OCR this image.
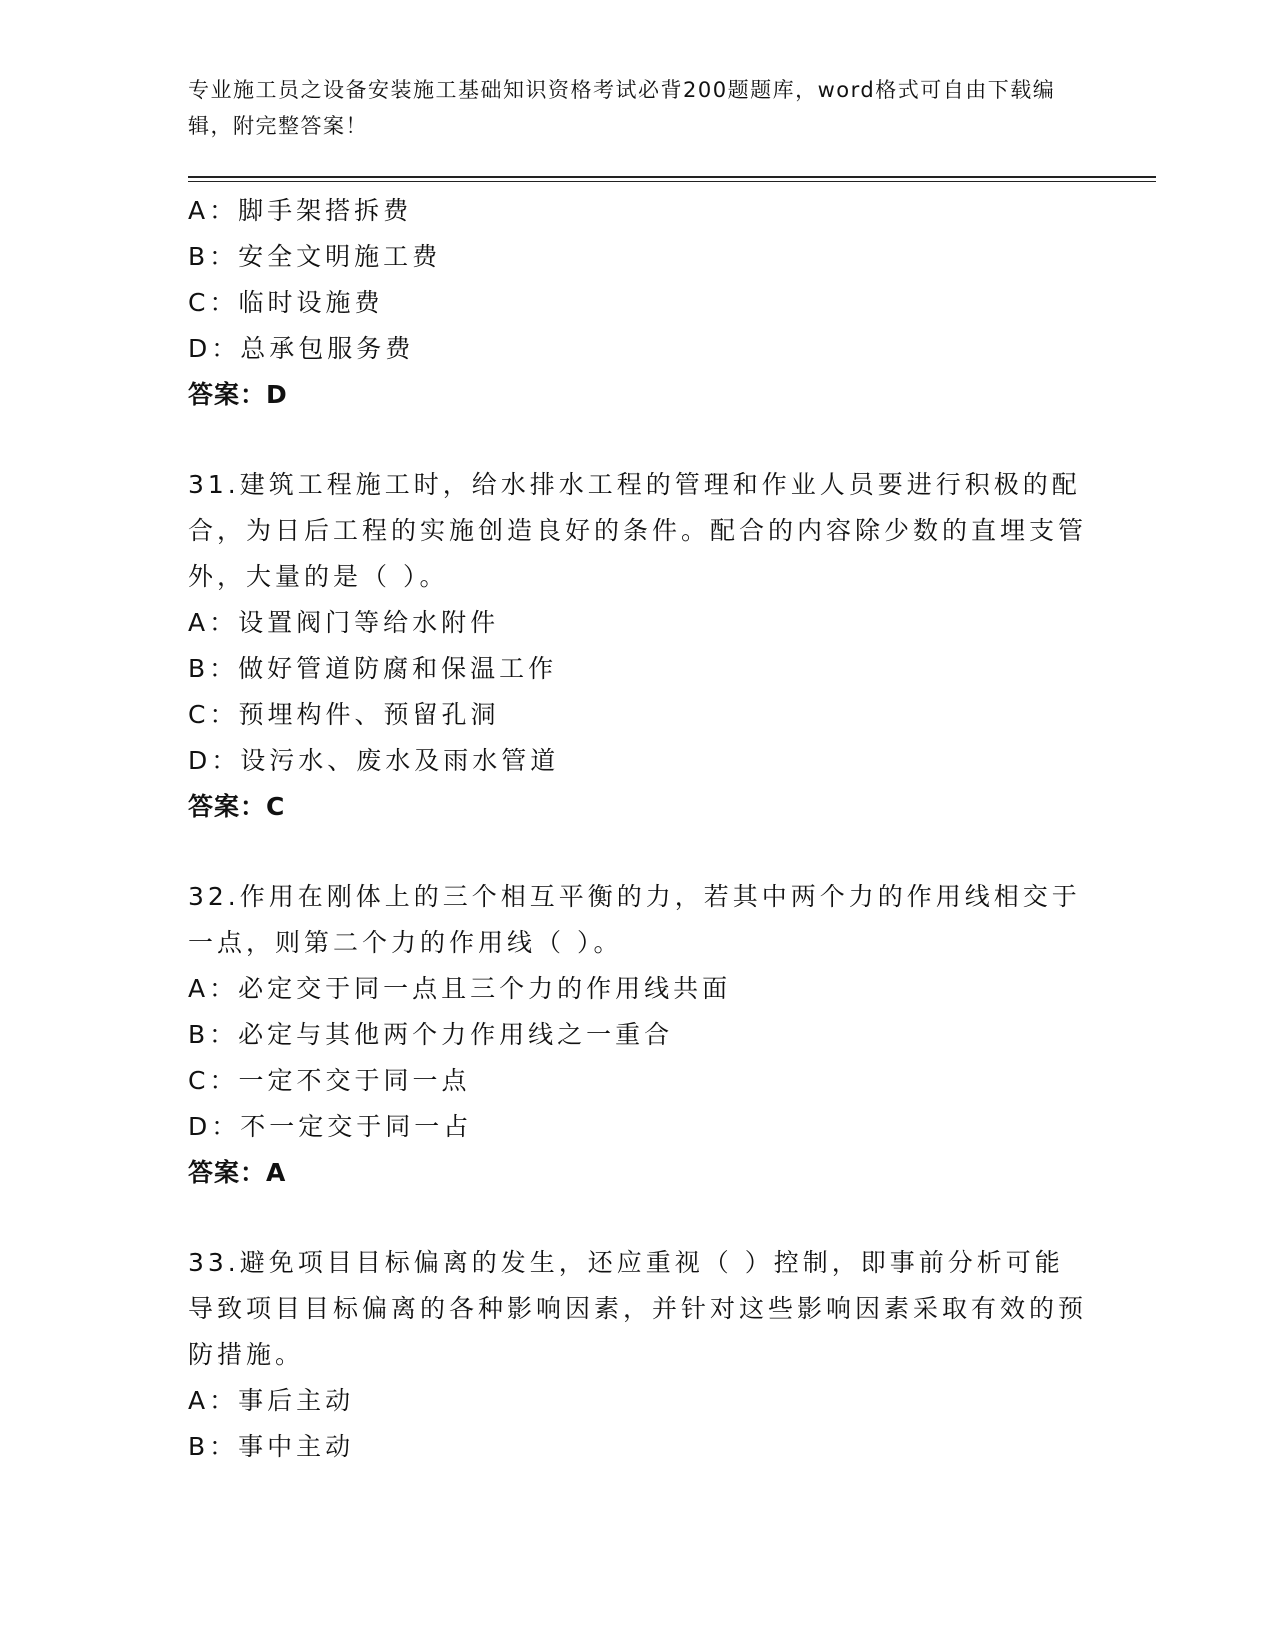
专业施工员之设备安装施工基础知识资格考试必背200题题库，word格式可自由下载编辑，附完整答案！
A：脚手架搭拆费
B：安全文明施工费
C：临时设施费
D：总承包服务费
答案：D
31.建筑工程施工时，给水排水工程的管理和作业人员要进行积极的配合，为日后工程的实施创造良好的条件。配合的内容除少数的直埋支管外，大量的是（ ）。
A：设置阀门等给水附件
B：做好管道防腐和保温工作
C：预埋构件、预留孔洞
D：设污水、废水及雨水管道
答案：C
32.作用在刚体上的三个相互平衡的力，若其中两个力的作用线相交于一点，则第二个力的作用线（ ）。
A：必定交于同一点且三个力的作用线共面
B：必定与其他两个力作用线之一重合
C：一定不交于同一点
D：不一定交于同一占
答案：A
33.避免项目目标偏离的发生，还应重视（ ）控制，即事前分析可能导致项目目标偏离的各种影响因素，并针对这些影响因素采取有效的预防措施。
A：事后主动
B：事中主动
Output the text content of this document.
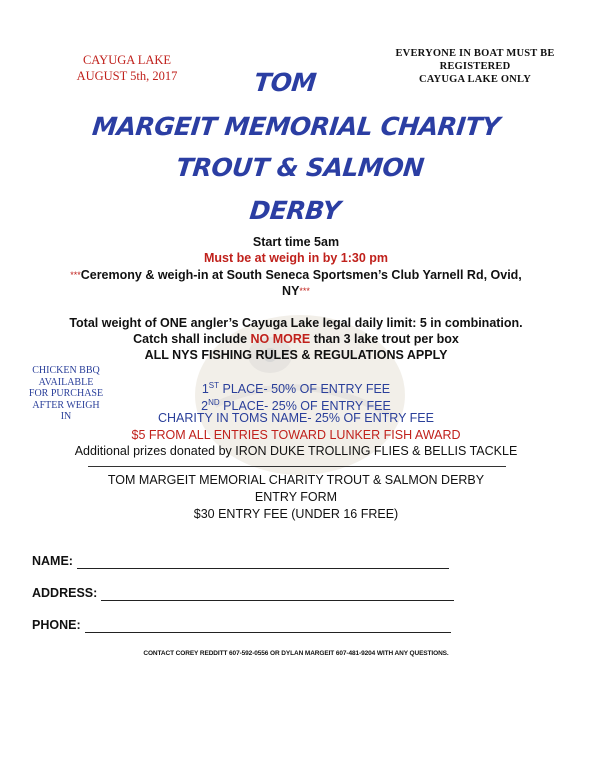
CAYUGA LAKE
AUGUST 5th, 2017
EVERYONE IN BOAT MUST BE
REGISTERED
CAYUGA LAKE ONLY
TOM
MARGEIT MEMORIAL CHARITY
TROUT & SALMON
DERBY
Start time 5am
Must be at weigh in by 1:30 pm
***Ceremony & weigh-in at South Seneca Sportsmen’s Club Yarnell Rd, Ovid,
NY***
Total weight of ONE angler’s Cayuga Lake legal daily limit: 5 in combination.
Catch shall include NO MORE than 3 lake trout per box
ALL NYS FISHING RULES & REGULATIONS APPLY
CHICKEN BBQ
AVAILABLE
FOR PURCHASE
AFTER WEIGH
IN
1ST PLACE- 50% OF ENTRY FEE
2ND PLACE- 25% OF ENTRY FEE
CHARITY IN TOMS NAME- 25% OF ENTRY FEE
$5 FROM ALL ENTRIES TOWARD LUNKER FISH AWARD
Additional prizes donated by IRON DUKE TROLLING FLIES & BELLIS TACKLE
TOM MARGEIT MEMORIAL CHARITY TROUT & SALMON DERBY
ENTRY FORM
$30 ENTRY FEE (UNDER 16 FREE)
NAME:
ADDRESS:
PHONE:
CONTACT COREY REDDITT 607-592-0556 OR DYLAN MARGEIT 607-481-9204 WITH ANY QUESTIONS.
----
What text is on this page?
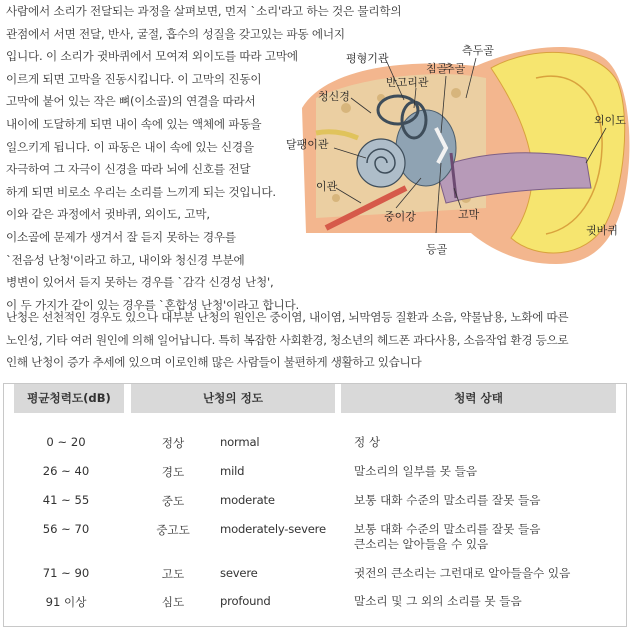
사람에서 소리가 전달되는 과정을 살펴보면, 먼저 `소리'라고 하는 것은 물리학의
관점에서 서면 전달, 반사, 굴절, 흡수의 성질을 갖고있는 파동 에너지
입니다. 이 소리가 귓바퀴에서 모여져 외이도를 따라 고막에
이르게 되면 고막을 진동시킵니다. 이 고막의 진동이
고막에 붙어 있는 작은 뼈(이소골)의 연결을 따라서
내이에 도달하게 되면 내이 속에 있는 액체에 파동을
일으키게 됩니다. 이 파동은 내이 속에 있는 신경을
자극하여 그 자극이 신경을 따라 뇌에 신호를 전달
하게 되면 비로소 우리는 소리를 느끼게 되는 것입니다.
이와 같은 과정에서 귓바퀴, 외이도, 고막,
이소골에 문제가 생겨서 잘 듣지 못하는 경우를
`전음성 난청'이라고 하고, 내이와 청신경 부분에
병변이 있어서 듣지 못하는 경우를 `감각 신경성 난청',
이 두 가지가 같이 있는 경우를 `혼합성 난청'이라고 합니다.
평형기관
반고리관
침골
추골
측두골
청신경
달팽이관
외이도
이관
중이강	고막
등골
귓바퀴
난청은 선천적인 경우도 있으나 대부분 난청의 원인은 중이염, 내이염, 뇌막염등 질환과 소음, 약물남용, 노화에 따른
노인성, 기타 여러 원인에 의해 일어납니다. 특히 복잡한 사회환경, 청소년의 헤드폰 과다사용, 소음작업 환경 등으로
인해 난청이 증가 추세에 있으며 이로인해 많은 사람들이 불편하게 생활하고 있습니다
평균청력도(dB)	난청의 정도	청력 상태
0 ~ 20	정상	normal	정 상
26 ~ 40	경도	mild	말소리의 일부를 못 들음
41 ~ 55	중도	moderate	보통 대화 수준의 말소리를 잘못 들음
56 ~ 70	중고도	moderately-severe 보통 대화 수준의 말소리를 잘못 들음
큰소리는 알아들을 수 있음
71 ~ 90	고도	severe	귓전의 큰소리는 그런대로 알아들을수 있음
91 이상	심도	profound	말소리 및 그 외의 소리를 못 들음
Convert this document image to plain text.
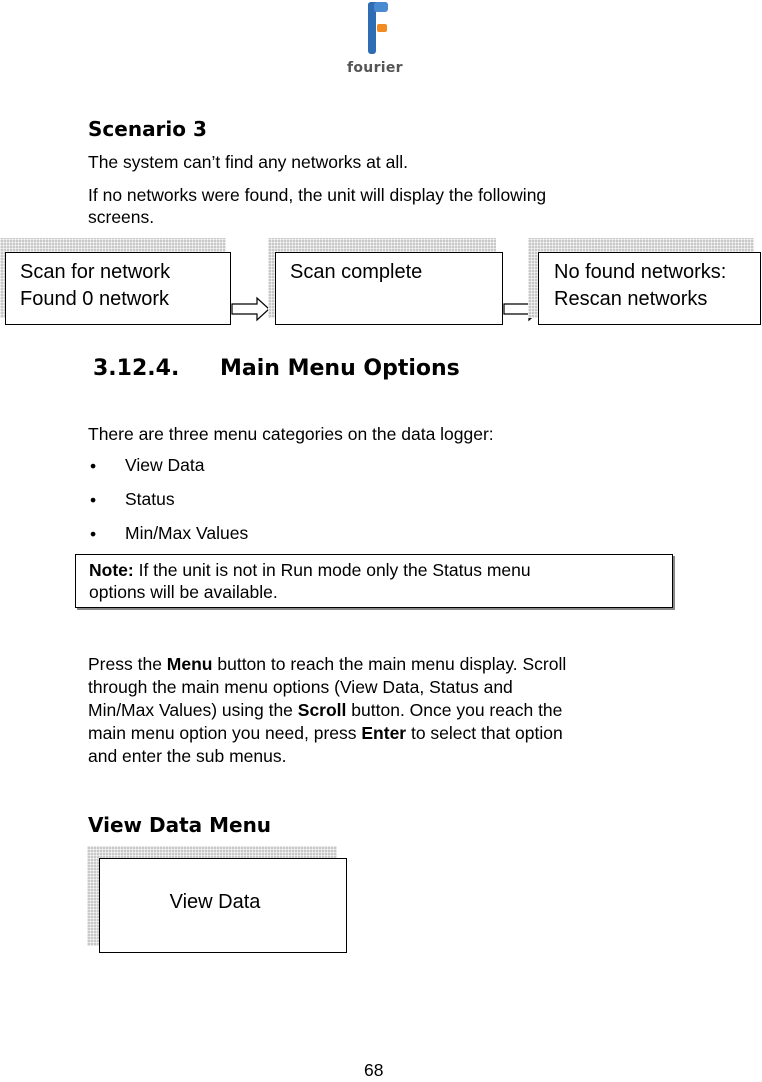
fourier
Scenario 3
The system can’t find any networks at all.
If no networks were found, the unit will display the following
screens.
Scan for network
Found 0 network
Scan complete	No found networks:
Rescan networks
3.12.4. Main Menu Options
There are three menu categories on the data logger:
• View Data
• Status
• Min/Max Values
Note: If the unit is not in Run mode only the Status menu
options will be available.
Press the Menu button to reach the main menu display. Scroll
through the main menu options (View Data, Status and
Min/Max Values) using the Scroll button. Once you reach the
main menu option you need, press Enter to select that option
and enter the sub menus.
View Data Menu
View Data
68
----
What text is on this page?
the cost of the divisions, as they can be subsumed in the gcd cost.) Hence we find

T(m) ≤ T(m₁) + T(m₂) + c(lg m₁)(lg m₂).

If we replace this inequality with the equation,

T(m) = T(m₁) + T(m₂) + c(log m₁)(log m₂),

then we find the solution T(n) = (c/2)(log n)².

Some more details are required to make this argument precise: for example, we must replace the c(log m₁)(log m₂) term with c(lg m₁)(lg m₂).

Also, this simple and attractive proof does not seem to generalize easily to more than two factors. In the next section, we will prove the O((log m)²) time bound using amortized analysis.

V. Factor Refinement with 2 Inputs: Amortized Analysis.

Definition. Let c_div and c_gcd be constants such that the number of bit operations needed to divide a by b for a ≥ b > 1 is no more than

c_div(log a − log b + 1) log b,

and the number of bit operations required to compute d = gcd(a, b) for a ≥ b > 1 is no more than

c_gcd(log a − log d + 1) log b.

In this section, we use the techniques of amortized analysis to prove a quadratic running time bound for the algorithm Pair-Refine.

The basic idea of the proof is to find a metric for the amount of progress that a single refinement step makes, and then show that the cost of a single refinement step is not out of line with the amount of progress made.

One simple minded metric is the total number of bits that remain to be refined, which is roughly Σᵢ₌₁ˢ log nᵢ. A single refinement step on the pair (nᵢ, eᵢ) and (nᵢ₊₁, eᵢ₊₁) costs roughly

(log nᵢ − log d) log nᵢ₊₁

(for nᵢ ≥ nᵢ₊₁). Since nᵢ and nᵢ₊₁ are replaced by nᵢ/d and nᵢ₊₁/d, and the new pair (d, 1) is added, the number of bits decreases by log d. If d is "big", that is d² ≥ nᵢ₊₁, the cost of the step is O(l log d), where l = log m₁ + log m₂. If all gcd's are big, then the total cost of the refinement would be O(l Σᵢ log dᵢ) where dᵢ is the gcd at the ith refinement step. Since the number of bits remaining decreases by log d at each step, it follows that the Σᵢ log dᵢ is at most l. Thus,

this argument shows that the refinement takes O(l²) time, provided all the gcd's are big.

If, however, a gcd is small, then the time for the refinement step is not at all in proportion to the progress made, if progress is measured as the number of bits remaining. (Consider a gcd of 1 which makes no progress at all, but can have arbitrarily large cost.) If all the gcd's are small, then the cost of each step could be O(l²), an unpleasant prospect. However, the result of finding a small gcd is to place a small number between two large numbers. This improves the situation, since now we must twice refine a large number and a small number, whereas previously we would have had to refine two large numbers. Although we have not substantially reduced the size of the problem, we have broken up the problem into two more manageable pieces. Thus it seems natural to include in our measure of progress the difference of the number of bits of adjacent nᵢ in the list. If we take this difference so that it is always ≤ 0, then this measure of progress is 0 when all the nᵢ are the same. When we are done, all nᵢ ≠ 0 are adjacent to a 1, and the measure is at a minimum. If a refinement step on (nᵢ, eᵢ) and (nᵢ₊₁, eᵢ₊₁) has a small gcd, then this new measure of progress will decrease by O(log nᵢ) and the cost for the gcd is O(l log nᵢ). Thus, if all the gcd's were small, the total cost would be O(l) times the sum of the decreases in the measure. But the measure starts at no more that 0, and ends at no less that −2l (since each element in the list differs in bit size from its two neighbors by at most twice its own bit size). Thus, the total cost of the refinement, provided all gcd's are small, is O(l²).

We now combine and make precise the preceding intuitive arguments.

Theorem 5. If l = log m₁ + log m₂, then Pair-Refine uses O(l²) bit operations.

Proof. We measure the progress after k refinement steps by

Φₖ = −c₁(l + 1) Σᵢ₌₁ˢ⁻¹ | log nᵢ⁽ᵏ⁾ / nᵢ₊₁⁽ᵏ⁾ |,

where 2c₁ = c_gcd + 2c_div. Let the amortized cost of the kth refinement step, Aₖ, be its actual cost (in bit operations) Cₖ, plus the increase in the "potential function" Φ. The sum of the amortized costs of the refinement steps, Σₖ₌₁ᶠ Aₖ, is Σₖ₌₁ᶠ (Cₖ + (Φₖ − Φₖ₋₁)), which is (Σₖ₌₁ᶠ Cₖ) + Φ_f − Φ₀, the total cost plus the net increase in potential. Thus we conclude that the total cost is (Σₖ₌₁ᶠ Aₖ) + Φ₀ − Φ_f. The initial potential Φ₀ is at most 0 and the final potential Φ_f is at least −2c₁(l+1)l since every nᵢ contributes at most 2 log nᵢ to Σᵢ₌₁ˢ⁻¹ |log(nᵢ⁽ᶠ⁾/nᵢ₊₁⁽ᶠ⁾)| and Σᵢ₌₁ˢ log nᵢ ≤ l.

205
----
Exercise prompt:
Return all lines with the word "precise" in them.

The reply:
Some more details are required to make this argument precise: for example, we must replace the c(log m₁)(log m₂) term with c(lg m₁)(lg m₂).
We now combine and make precise the preceding intuitive arguments.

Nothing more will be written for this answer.